◆ **The exercise**: Only the pictures are to be left out; set down the rest of the records exactly.
***** Provided material *****
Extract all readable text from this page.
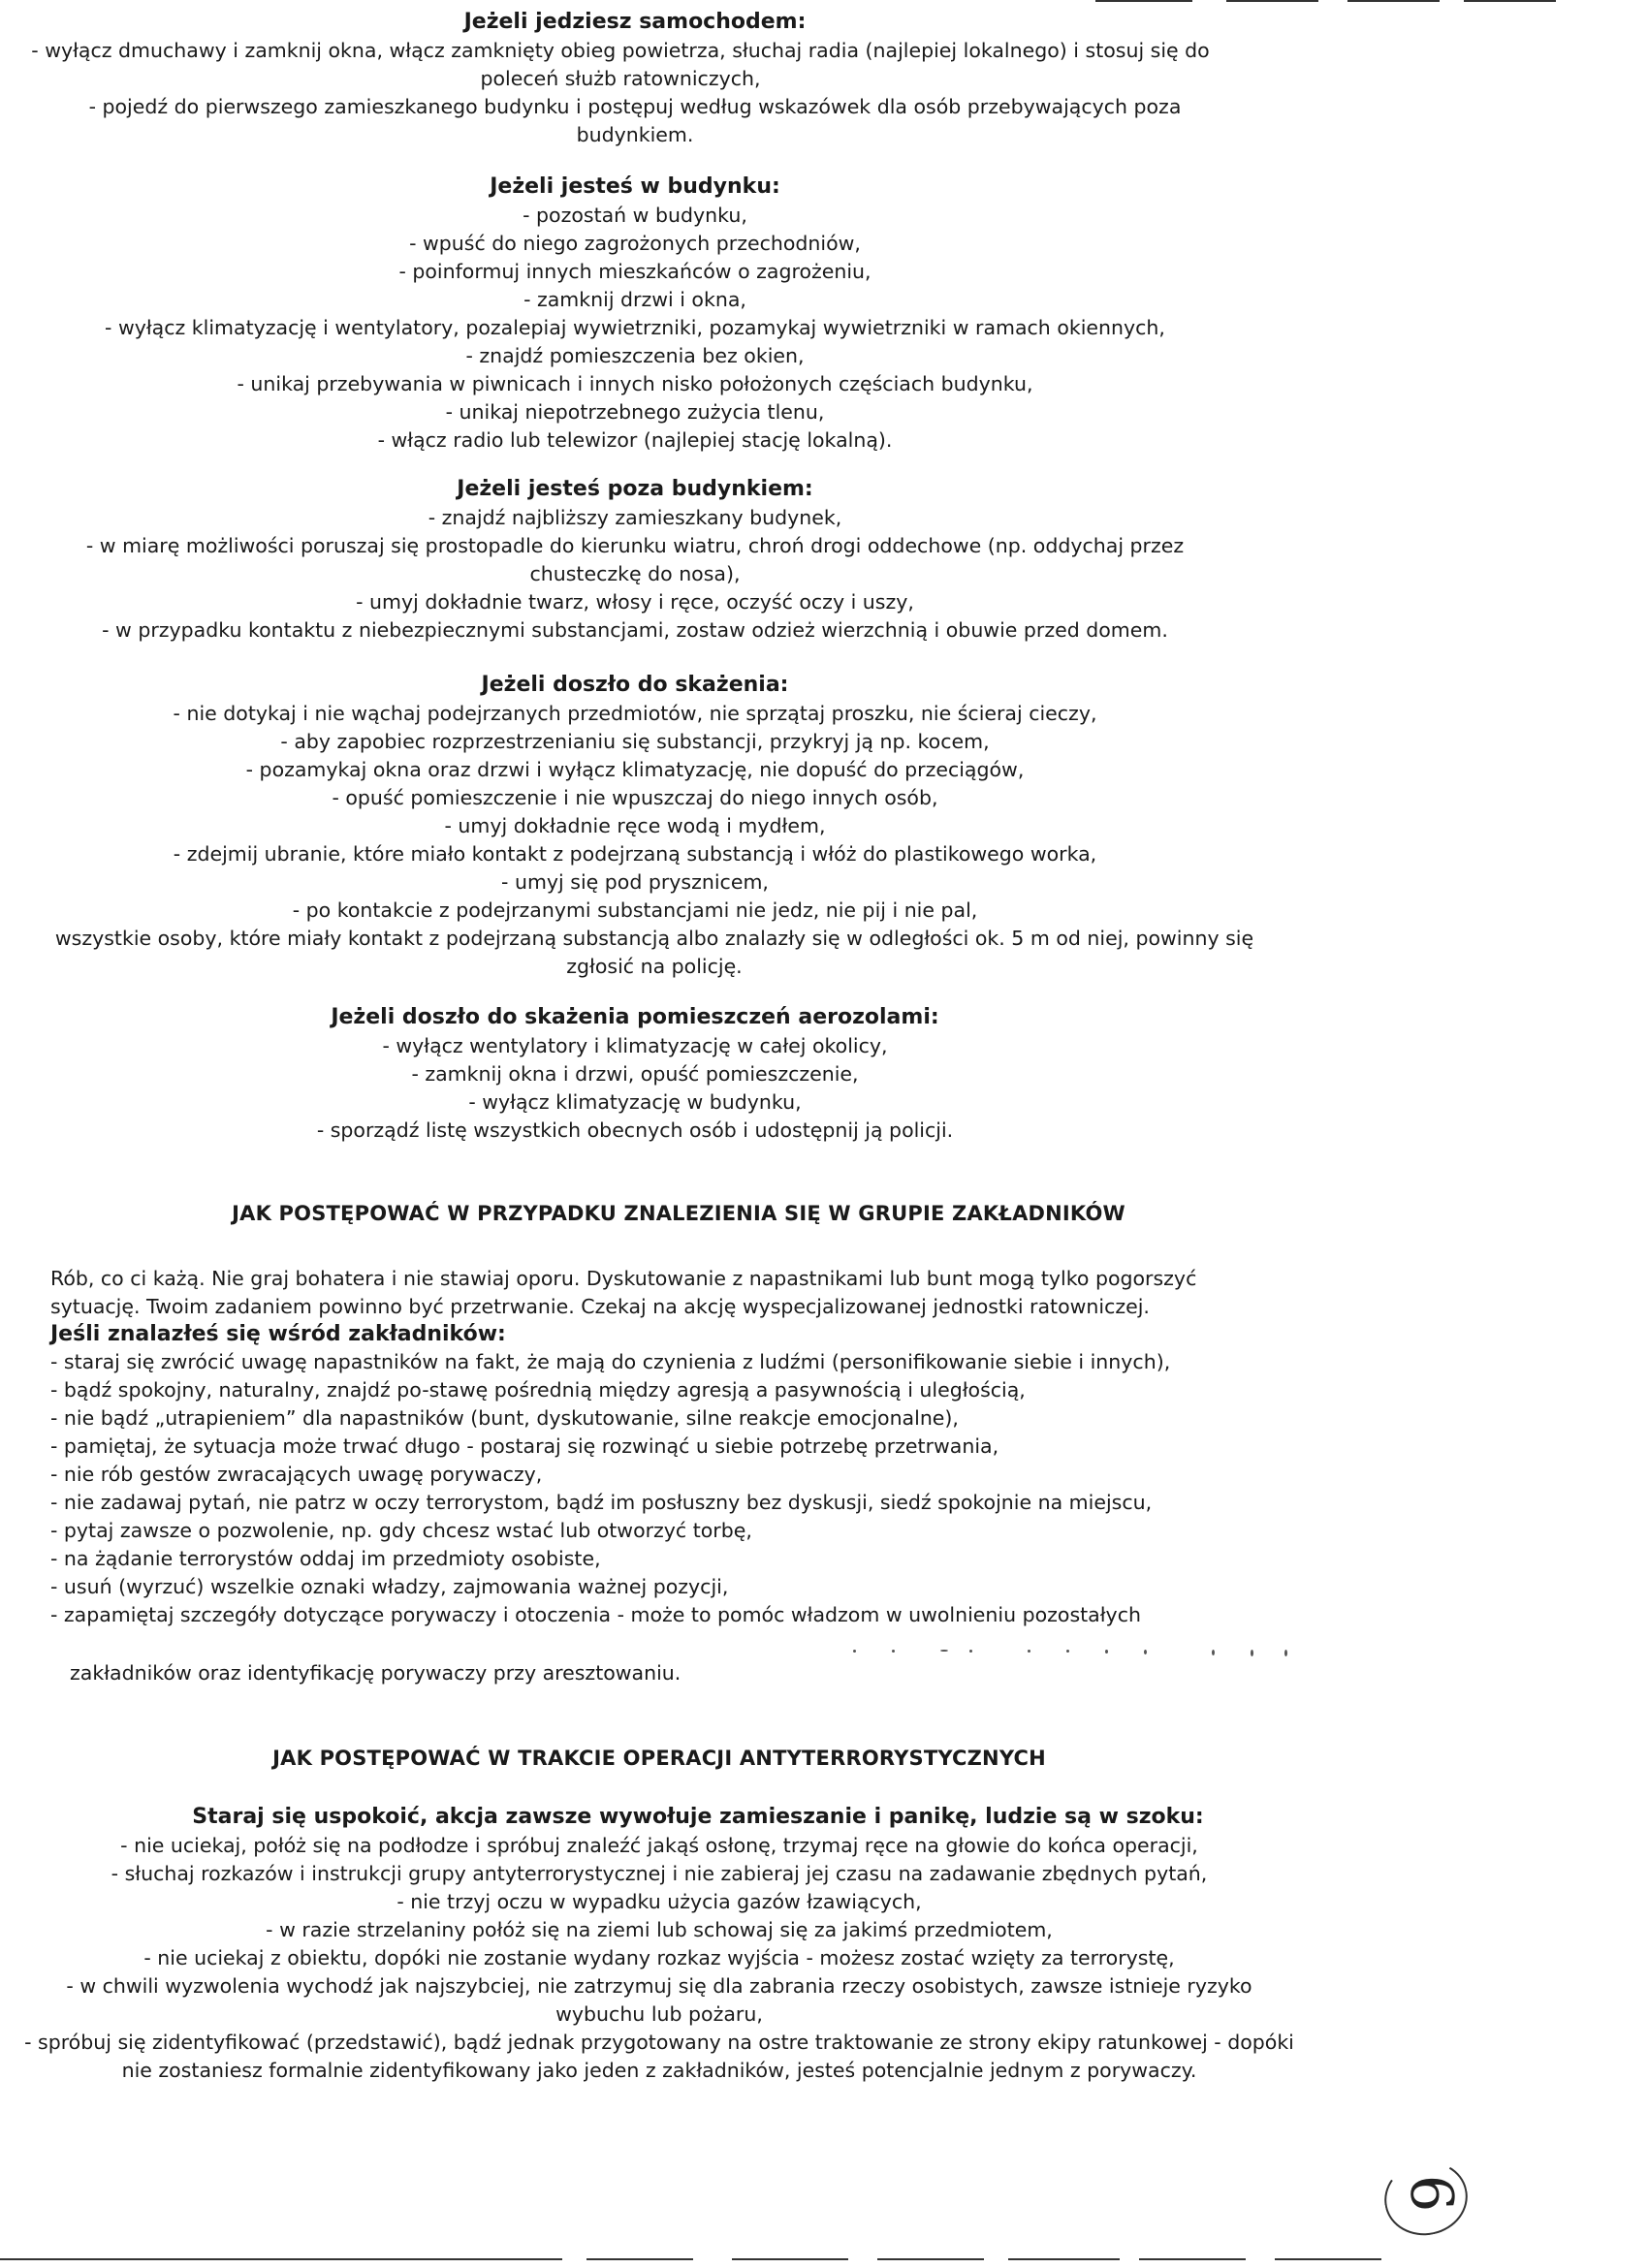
Jeżeli jedziesz samochodem:
- wyłącz dmuchawy i zamknij okna, włącz zamknięty obieg powietrza, słuchaj radia (najlepiej lokalnego) i stosuj się do poleceń służb ratowniczych,
- pojedź do pierwszego zamieszkanego budynku i postępuj według wskazówek dla osób przebywających poza budynkiem.
Jeżeli jesteś w budynku:
- pozostań w budynku,
- wpuść do niego zagrożonych przechodniów,
- poinformuj innych mieszkańców o zagrożeniu,
- zamknij drzwi i okna,
- wyłącz klimatyzację i wentylatory, pozalepiaj wywietrzniki, pozamykaj wywietrzniki w ramach okiennych,
- znajdź pomieszczenia bez okien,
- unikaj przebywania w piwnicach i innych nisko położonych częściach budynku,
- unikaj niepotrzebnego zużycia tlenu,
- włącz radio lub telewizor (najlepiej stację lokalną).
Jeżeli jesteś poza budynkiem:
- znajdź najbliższy zamieszkany budynek,
- w miarę możliwości poruszaj się prostopadle do kierunku wiatru, chroń drogi oddechowe (np. oddychaj przez chusteczkę do nosa),
- umyj dokładnie twarz, włosy i ręce, oczyść oczy i uszy,
- w przypadku kontaktu z niebezpiecznymi substancjami, zostaw odzież wierzchnią i obuwie przed domem.
Jeżeli doszło do skażenia:
- nie dotykaj i nie wąchaj podejrzanych przedmiotów, nie sprzątaj proszku, nie ścieraj cieczy,
- aby zapobiec rozprzestrzenianiu się substancji, przykryj ją np. kocem,
- pozamykaj okna oraz drzwi i wyłącz klimatyzację, nie dopuść do przeciągów,
- opuść pomieszczenie i nie wpuszczaj do niego innych osób,
- umyj dokładnie ręce wodą i mydłem,
- zdejmij ubranie, które miało kontakt z podejrzaną substancją i włóż do plastikowego worka,
- umyj się pod prysznicem,
- po kontakcie z podejrzanymi substancjami nie jedz, nie pij i nie pal,
wszystkie osoby, które miały kontakt z podejrzaną substancją albo znalazły się w odległości ok. 5 m od niej, powinny się zgłosić na policję.
Jeżeli doszło do skażenia pomieszczeń aerozolami:
- wyłącz wentylatory i klimatyzację w całej okolicy,
- zamknij okna i drzwi, opuść pomieszczenie,
- wyłącz klimatyzację w budynku,
- sporządź listę wszystkich obecnych osób i udostępnij ją policji.
JAK POSTĘPOWAĆ W PRZYPADKU ZNALEZIENIA SIĘ W GRUPIE ZAKŁADNIKÓW
Rób, co ci każą. Nie graj bohatera i nie stawiaj oporu. Dyskutowanie z napastnikami lub bunt mogą tylko pogorszyć
sytuację. Twoim zadaniem powinno być przetrwanie. Czekaj na akcję wyspecjalizowanej jednostki ratowniczej.
Jeśli znalazłeś się wśród zakładników:
- staraj się zwrócić uwagę napastników na fakt, że mają do czynienia z ludźmi (personifikowanie siebie i innych),
- bądź spokojny, naturalny, znajdź po-stawę pośrednią między agresją a pasywnością i uległością,
- nie bądź „utrapieniem” dla napastników (bunt, dyskutowanie, silne reakcje emocjonalne),
- pamiętaj, że sytuacja może trwać długo - postaraj się rozwinąć u siebie potrzebę przetrwania,
- nie rób gestów zwracających uwagę porywaczy,
- nie zadawaj pytań, nie patrz w oczy terrorystom, bądź im posłuszny bez dyskusji, siedź spokojnie na miejscu,
- pytaj zawsze o pozwolenie, np. gdy chcesz wstać lub otworzyć torbę,
- na żądanie terrorystów oddaj im przedmioty osobiste,
- usuń (wyrzuć) wszelkie oznaki władzy, zajmowania ważnej pozycji,
- zapamiętaj szczegóły dotyczące porywaczy i otoczenia - może to pomóc władzom w uwolnieniu pozostałych
zakładników oraz identyfikację porywaczy przy aresztowaniu.
JAK POSTĘPOWAĆ W TRAKCIE OPERACJI ANTYTERRORYSTYCZNYCH
Staraj się uspokoić, akcja zawsze wywołuje zamieszanie i panikę, ludzie są w szoku:
- nie uciekaj, połóż się na podłodze i spróbuj znaleźć jakąś osłonę, trzymaj ręce na głowie do końca operacji,
- słuchaj rozkazów i instrukcji grupy antyterrorystycznej i nie zabieraj jej czasu na zadawanie zbędnych pytań,
- nie trzyj oczu w wypadku użycia gazów łzawiących,
- w razie strzelaniny połóż się na ziemi lub schowaj się za jakimś przedmiotem,
- nie uciekaj z obiektu, dopóki nie zostanie wydany rozkaz wyjścia - możesz zostać wzięty za terrorystę,
- w chwili wyzwolenia wychodź jak najszybciej, nie zatrzymuj się dla zabrania rzeczy osobistych, zawsze istnieje ryzyko wybuchu lub pożaru,
- spróbuj się zidentyfikować (przedstawić), bądź jednak przygotowany na ostre traktowanie ze strony ekipy ratunkowej - dopóki nie zostaniesz formalnie zidentyfikowany jako jeden z zakładników, jesteś potencjalnie jednym z porywaczy.
6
*****
◆ **Completed task**:
Extract all readable text from this page.
Jeżeli jedziesz samochodem:
- wyłącz dmuchawy i zamknij okna, włącz zamknięty obieg powietrza, słuchaj radia (najlepiej lokalnego) i stosuj się do poleceń służb ratowniczych,
- pojedź do pierwszego zamieszkanego budynku i postępuj według wskazówek dla osób przebywających poza budynkiem.
Jeżeli jesteś w budynku:
- pozostań w budynku,
- wpuść do niego zagrożonych przechodniów,
- poinformuj innych mieszkańców o zagrożeniu,
- zamknij drzwi i okna,
- wyłącz klimatyzację i wentylatory, pozalepiaj wywietrzniki, pozamykaj wywietrzniki w ramach okiennych,
- znajdź pomieszczenia bez okien,
- unikaj przebywania w piwnicach i innych nisko położonych częściach budynku,
- unikaj niepotrzebnego zużycia tlenu,
- włącz radio lub telewizor (najlepiej stację lokalną).
Jeżeli jesteś poza budynkiem:
- znajdź najbliższy zamieszkany budynek,
- w miarę możliwości poruszaj się prostopadle do kierunku wiatru, chroń drogi oddechowe (np. oddychaj przez chusteczkę do nosa),
- umyj dokładnie twarz, włosy i ręce, oczyść oczy i uszy,
- w przypadku kontaktu z niebezpiecznymi substancjami, zostaw odzież wierzchnią i obuwie przed domem.
Jeżeli doszło do skażenia:
- nie dotykaj i nie wąchaj podejrzanych przedmiotów, nie sprzątaj proszku, nie ścieraj cieczy,
- aby zapobiec rozprzestrzenianiu się substancji, przykryj ją np. kocem,
- pozamykaj okna oraz drzwi i wyłącz klimatyzację, nie dopuść do przeciągów,
- opuść pomieszczenie i nie wpuszczaj do niego innych osób,
- umyj dokładnie ręce wodą i mydłem,
- zdejmij ubranie, które miało kontakt z podejrzaną substancją i włóż do plastikowego worka,
- umyj się pod prysznicem,
- po kontakcie z podejrzanymi substancjami nie jedz, nie pij i nie pal,
wszystkie osoby, które miały kontakt z podejrzaną substancją albo znalazły się w odległości ok. 5 m od niej, powinny się zgłosić na policję.
Jeżeli doszło do skażenia pomieszczeń aerozolami:
- wyłącz wentylatory i klimatyzację w całej okolicy,
- zamknij okna i drzwi, opuść pomieszczenie,
- wyłącz klimatyzację w budynku,
- sporządź listę wszystkich obecnych osób i udostępnij ją policji.
JAK POSTĘPOWAĆ W PRZYPADKU ZNALEZIENIA SIĘ W GRUPIE ZAKŁADNIKÓW
Rób, co ci każą. Nie graj bohatera i nie stawiaj oporu. Dyskutowanie z napastnikami lub bunt mogą tylko pogorszyć
sytuację. Twoim zadaniem powinno być przetrwanie. Czekaj na akcję wyspecjalizowanej jednostki ratowniczej.
Jeśli znalazłeś się wśród zakładników:
- staraj się zwrócić uwagę napastników na fakt, że mają do czynienia z ludźmi (personifikowanie siebie i innych),
- bądź spokojny, naturalny, znajdź po-stawę pośrednią między agresją a pasywnością i uległością,
- nie bądź „utrapieniem” dla napastników (bunt, dyskutowanie, silne reakcje emocjonalne),
- pamiętaj, że sytuacja może trwać długo - postaraj się rozwinąć u siebie potrzebę przetrwania,
- nie rób gestów zwracających uwagę porywaczy,
- nie zadawaj pytań, nie patrz w oczy terrorystom, bądź im posłuszny bez dyskusji, siedź spokojnie na miejscu,
- pytaj zawsze o pozwolenie, np. gdy chcesz wstać lub otworzyć torbę,
- na żądanie terrorystów oddaj im przedmioty osobiste,
- usuń (wyrzuć) wszelkie oznaki władzy, zajmowania ważnej pozycji,
- zapamiętaj szczegóły dotyczące porywaczy i otoczenia - może to pomóc władzom w uwolnieniu pozostałych
zakładników oraz identyfikację porywaczy przy aresztowaniu.
JAK POSTĘPOWAĆ W TRAKCIE OPERACJI ANTYTERRORYSTYCZNYCH
Staraj się uspokoić, akcja zawsze wywołuje zamieszanie i panikę, ludzie są w szoku:
- nie uciekaj, połóż się na podłodze i spróbuj znaleźć jakąś osłonę, trzymaj ręce na głowie do końca operacji,
- słuchaj rozkazów i instrukcji grupy antyterrorystycznej i nie zabieraj jej czasu na zadawanie zbędnych pytań,
- nie trzyj oczu w wypadku użycia gazów łzawiących,
- w razie strzelaniny połóż się na ziemi lub schowaj się za jakimś przedmiotem,
- nie uciekaj z obiektu, dopóki nie zostanie wydany rozkaz wyjścia - możesz zostać wzięty za terrorystę,
- w chwili wyzwolenia wychodź jak najszybciej, nie zatrzymuj się dla zabrania rzeczy osobistych, zawsze istnieje ryzyko wybuchu lub pożaru,
- spróbuj się zidentyfikować (przedstawić), bądź jednak przygotowany na ostre traktowanie ze strony ekipy ratunkowej - dopóki nie zostaniesz formalnie zidentyfikowany jako jeden z zakładników, jesteś potencjalnie jednym z porywaczy.
6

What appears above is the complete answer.